■ EXTRACTO DE LA FUENTE:

|---|

Las ollas comunes que por estos días organizan las personas en las poblaciones chilenas representan esa colectividad del hambre como suma de hambres individuales, pero jamás vienen a significar un apetito colectivo; el hambre sigue siendo una necesidad individual, nadie siente el antojo de comer en una olla común. Una olla común no es un patio de comidas divertido, por el contrario, es una tragedia que se vive al aire libre, expuestos al morbo de las cámaras televisivas.
La actual pandemia ha exacerbado la desigualdad que caracteriza a este país. Por un lado están las ollas comunes y cajas del hambre repartidas por el gobierno, y por otro, los bocadillos palaciegos, una pequeña muestra de una alimentación de país desarrollado. Con o sin intención este martes el vespertino La Segunda dio a conocer la licitación para la compra de productos gourmet para la Presidencia, destacando las exquisiteces y excentricidades que se engullen en Palacio –sin perjuicio de los bebestibles de alta gama que riegan sus dependencias y que con toda seguridad jamás se harán públicos.

|---|

■ DATOS DEL EJERCICIO:
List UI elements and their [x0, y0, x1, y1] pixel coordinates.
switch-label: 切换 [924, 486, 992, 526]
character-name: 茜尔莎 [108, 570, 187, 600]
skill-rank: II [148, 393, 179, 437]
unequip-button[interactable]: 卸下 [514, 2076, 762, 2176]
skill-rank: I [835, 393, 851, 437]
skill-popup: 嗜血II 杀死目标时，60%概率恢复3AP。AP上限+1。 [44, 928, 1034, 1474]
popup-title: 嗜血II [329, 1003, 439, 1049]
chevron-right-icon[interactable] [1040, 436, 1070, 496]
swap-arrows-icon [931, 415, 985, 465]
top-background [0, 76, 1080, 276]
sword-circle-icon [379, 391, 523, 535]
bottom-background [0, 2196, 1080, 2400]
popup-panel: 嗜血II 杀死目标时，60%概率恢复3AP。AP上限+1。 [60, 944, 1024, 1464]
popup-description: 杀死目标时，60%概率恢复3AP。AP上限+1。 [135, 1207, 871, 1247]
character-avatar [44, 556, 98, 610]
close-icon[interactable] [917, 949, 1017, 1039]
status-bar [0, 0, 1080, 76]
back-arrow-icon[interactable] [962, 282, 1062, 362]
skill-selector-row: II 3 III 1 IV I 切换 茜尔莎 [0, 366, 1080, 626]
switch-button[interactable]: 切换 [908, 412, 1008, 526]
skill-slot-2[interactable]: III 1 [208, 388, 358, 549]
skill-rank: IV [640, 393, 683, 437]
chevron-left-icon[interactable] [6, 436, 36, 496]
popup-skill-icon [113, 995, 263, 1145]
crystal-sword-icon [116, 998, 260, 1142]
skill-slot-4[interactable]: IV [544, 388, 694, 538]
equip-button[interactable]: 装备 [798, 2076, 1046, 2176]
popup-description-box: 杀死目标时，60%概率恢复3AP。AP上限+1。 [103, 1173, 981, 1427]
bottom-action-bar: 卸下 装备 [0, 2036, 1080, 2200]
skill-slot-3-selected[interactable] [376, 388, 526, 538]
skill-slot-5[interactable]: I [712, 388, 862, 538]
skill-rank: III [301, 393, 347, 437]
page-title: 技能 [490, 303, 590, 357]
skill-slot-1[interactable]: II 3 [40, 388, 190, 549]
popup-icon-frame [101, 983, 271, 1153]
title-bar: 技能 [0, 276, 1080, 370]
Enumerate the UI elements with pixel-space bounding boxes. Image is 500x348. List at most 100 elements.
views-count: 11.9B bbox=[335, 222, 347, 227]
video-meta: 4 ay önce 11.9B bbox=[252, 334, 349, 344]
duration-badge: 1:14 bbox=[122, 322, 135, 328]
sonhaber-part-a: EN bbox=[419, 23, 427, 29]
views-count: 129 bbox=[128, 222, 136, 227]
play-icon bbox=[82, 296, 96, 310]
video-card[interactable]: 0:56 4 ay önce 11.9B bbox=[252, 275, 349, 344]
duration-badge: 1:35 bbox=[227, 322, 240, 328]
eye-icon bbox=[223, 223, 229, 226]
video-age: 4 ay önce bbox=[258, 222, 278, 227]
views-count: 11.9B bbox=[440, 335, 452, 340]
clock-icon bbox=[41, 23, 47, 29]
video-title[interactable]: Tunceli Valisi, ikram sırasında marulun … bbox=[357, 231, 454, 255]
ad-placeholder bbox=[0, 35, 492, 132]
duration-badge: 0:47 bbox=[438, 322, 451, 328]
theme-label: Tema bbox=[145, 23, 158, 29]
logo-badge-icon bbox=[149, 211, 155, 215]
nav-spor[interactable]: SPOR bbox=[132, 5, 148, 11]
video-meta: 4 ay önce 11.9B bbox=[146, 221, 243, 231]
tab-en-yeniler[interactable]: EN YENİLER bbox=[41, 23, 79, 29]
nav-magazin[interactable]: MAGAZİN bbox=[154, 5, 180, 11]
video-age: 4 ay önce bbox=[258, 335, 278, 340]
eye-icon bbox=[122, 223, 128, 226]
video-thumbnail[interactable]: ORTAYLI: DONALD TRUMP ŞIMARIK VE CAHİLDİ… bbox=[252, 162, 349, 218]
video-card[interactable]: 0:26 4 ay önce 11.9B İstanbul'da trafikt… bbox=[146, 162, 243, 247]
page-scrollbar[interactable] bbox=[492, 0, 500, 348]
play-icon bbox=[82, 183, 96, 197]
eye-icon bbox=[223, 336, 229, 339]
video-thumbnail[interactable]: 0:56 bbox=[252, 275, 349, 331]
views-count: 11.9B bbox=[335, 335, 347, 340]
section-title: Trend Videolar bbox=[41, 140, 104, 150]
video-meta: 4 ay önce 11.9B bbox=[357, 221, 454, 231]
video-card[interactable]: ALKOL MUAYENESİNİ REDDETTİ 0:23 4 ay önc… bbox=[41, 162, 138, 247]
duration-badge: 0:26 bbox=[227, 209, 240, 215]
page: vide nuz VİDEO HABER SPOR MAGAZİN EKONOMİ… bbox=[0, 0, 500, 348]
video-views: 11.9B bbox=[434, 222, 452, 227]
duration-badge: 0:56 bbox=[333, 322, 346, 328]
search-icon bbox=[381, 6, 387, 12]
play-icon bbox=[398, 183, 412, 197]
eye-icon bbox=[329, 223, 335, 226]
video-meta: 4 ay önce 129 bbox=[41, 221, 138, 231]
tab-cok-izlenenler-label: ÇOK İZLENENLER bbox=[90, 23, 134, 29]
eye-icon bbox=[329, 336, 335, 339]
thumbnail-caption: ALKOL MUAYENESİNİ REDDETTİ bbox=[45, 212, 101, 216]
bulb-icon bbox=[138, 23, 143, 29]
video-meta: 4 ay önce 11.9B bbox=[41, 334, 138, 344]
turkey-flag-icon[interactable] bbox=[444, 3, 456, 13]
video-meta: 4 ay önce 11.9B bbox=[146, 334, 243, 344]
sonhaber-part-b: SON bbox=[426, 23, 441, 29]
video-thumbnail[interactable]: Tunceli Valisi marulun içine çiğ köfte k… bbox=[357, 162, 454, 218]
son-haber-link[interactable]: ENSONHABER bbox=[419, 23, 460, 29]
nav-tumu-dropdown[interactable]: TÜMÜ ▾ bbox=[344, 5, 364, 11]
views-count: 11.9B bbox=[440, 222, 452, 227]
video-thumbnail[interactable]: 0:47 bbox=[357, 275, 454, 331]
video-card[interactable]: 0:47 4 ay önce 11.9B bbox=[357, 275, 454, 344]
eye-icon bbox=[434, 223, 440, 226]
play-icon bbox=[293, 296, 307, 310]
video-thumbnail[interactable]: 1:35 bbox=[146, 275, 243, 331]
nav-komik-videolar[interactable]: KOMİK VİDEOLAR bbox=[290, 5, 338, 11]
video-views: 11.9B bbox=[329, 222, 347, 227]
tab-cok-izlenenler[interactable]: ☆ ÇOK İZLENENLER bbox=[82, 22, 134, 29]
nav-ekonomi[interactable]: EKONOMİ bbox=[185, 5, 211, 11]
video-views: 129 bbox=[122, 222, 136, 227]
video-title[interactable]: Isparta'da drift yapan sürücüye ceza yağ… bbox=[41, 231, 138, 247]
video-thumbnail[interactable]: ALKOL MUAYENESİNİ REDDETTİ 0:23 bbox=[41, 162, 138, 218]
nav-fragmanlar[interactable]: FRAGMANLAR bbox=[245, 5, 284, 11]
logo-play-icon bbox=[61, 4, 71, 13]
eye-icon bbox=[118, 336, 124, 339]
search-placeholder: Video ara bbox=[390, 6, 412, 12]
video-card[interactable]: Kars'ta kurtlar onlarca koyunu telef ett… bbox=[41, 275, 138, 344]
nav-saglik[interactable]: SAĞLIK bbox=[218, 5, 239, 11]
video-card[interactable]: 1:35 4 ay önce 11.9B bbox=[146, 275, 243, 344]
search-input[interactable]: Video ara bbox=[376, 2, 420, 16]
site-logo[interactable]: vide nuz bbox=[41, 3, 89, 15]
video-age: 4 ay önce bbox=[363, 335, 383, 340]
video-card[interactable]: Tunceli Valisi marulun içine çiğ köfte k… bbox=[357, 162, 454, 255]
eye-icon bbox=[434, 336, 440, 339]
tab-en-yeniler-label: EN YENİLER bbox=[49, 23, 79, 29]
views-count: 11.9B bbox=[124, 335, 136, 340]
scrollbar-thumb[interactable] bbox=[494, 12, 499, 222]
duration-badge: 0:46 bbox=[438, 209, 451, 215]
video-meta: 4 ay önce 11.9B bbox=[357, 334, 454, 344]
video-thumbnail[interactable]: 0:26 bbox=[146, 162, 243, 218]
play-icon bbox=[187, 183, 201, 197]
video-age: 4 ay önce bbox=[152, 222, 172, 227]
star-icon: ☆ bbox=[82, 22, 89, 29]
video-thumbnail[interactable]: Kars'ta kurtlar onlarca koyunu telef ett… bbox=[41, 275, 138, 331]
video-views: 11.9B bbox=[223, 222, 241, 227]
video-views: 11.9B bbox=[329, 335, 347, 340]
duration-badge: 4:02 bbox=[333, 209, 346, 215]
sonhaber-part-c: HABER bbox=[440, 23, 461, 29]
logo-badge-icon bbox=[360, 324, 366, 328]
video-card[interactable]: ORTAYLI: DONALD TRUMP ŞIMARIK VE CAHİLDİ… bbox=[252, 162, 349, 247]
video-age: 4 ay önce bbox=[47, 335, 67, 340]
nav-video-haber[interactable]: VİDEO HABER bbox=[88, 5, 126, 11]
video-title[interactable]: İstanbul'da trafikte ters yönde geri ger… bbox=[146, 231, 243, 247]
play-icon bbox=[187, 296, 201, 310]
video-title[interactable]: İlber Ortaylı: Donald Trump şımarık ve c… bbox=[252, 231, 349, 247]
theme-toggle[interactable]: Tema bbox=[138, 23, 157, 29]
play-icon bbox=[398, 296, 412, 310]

|---|

■ TAREAS:
1. Transcribe sin cambios el fragmento del texto sobre las ollas comunes que va desde "Las ollas comunes que" hasta "las cámaras televisivas.".
2. Retoma el texto sobre las ollas comunes y la desigualdad en Chile y continúalo a partir de su última oración.
Los registros provienen de otra fuente.

■ RESPUESTAS DADAS:
1.
Las ollas comunes que por estos días organizan las personas en las poblaciones chilenas representan esa colectividad del hambre como suma de hambres individuales, pero jamás vienen a significar un apetito colectivo; el hambre sigue siendo una necesidad individual, nadie siente el antojo de comer en una olla común. Una olla común no es un patio de comidas divertido, por el contrario, es una tragedia que se vive al aire libre, expuestos al morbo de las cámaras televisivas.

2.
Según el medio, a diferencia del jurel tipo salmón y el aceite de tercera calidad de la canasta que llega a las casas de las familias pobres, la “olla común” de La Moneda incluye paté de jabalí, queso mozzarella de búfala ciliegine, mousse de pato, caviar de salmón y de trucha, entre otros antojos. Sin embargo, el gobierno negó la compra y dijo que en la sede de gobierno solo se consume queso, jamón, tomate y mantequilla. Comoquiera que sea, lo cierto es que se generó una orden de compra por los primeros productos en favor de un proveedor por el plazo de un año.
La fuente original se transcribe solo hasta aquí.